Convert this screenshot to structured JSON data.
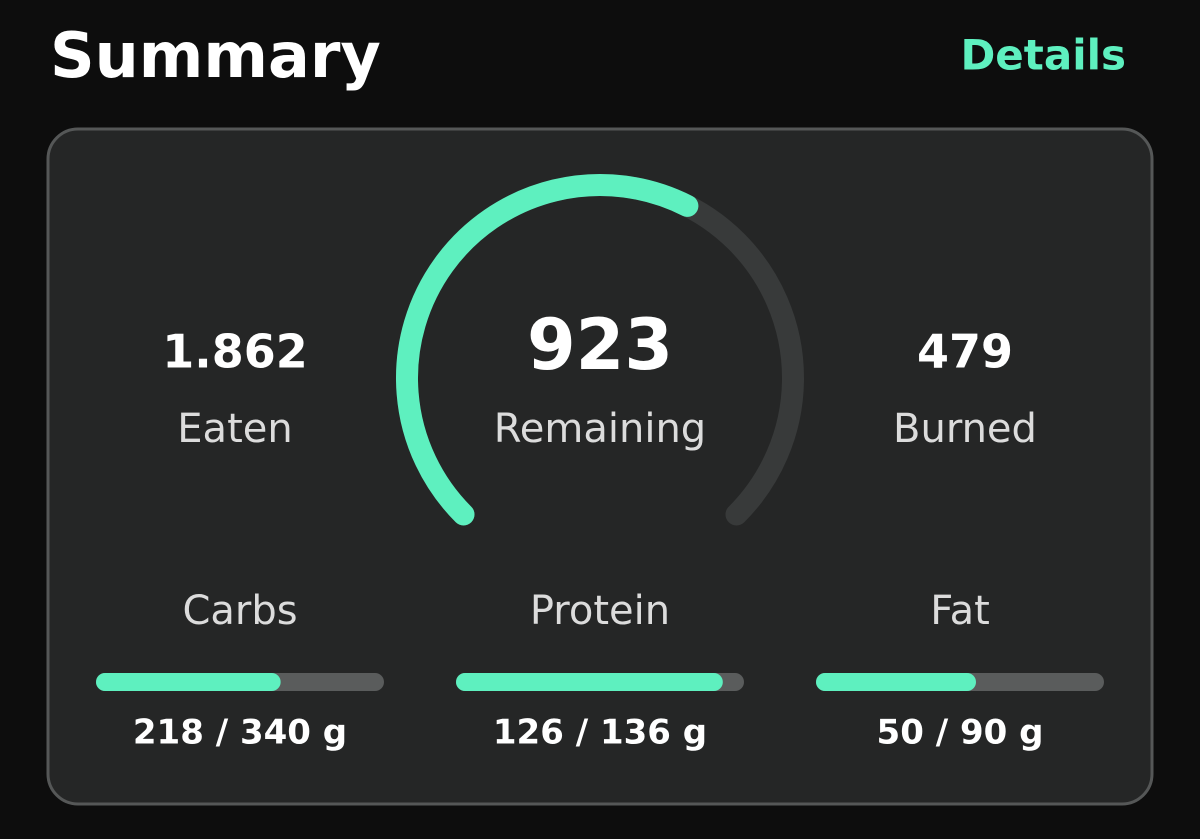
{
  "header": {
    "title": "Summary",
    "action": "Details"
  },
  "summary": {
    "eaten": {
      "value": 1862,
      "label": "1.862",
      "caption": "Eaten"
    },
    "remaining": {
      "value": 923,
      "caption": "Remaining"
    },
    "burned": {
      "value": 479,
      "caption": "Burned"
    }
  },
  "macros": [
    {
      "name": "Carbs",
      "value": 218,
      "goal": 340,
      "label": "218 / 340 g"
    },
    {
      "name": "Protein",
      "value": 126,
      "goal": 136,
      "label": "126 / 136 g"
    },
    {
      "name": "Fat",
      "value": 50,
      "goal": 90,
      "label": "50 / 90 g"
    }
  ]
}
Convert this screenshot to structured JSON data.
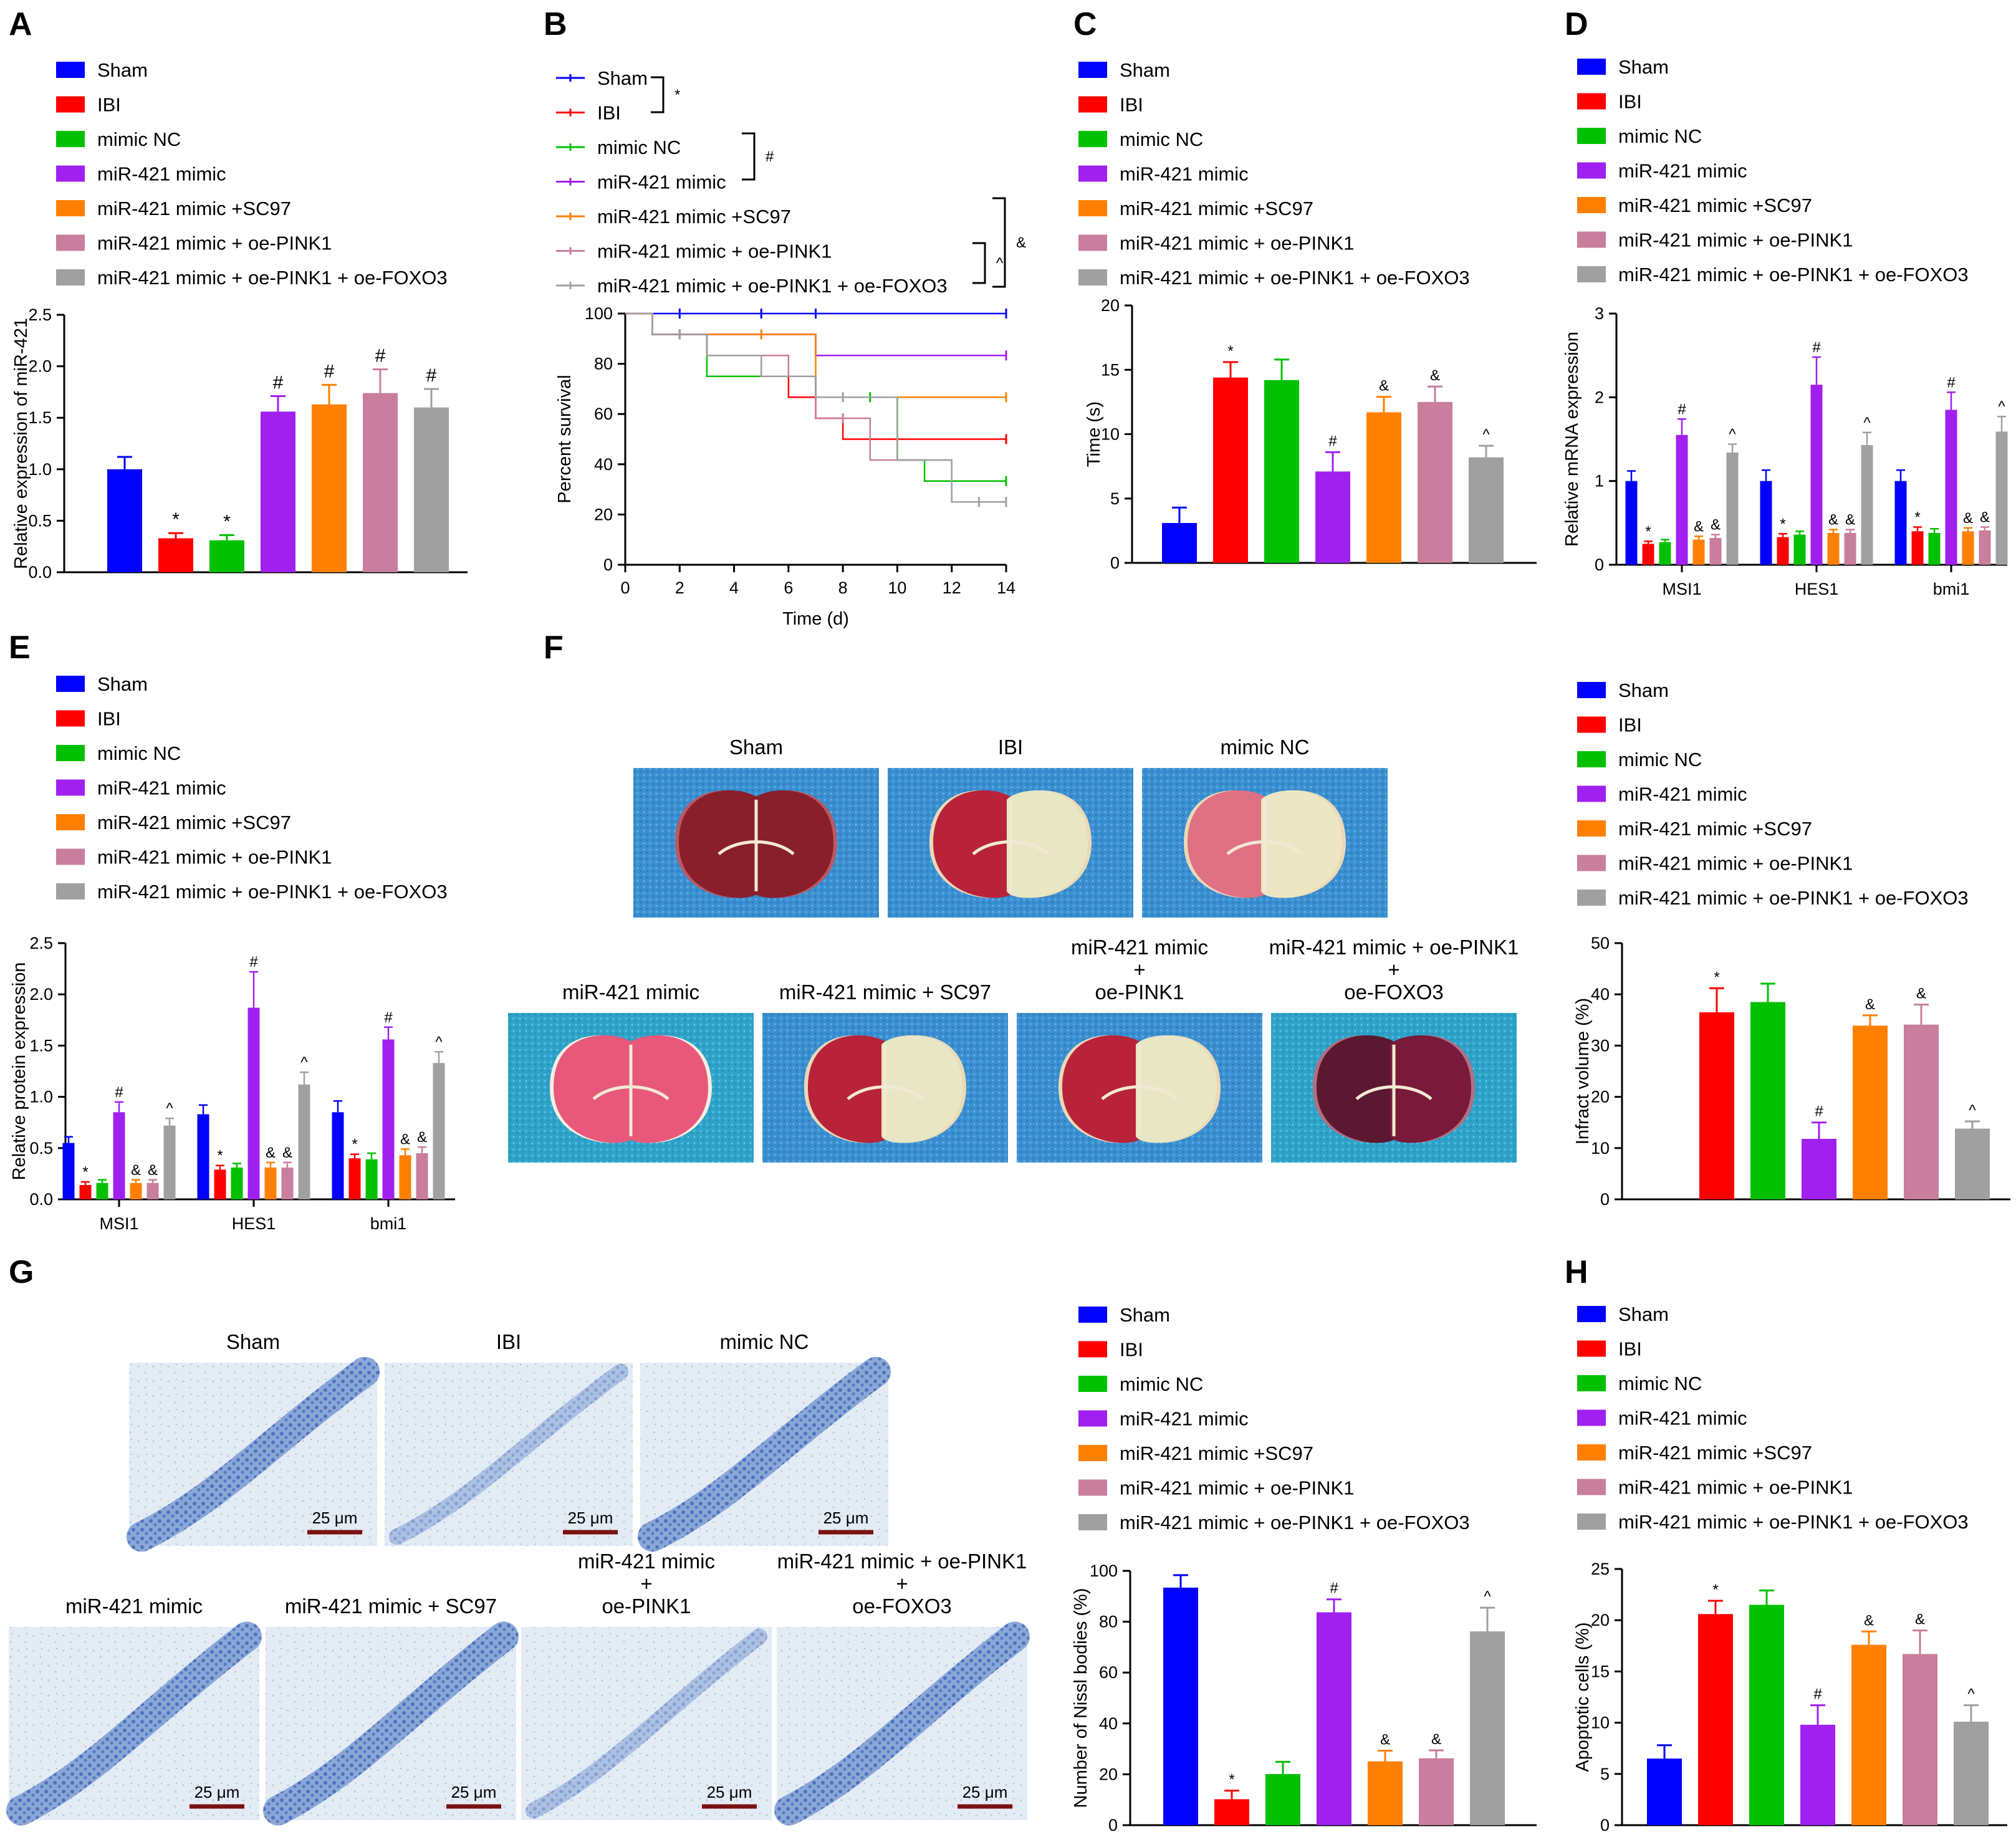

-- -- --

Instructions for the task
Everything in the material must be duplicated exactly, except the pictures.

Answer space
Convert this screenshot to structured JSON data.
{
  "header": {
    "title": "Summary",
    "action": "Details"
  },
  "summary": {
    "eaten": {
      "value": 1862,
      "label": "1.862",
      "caption": "Eaten"
    },
    "remaining": {
      "value": 923,
      "caption": "Remaining"
    },
    "burned": {
      "value": 479,
      "caption": "Burned"
    }
  },
  "macros": [
    {
      "name": "Carbs",
      "value": 218,
      "goal": 340,
      "label": "218 / 340 g"
    },
    {
      "name": "Protein",
      "value": 126,
      "goal": 136,
      "label": "126 / 136 g"
    },
    {
      "name": "Fat",
      "value": 50,
      "goal": 90,
      "label": "50 / 90 g"
    }
  ]
}
Convert this screenshot to structured JSON data.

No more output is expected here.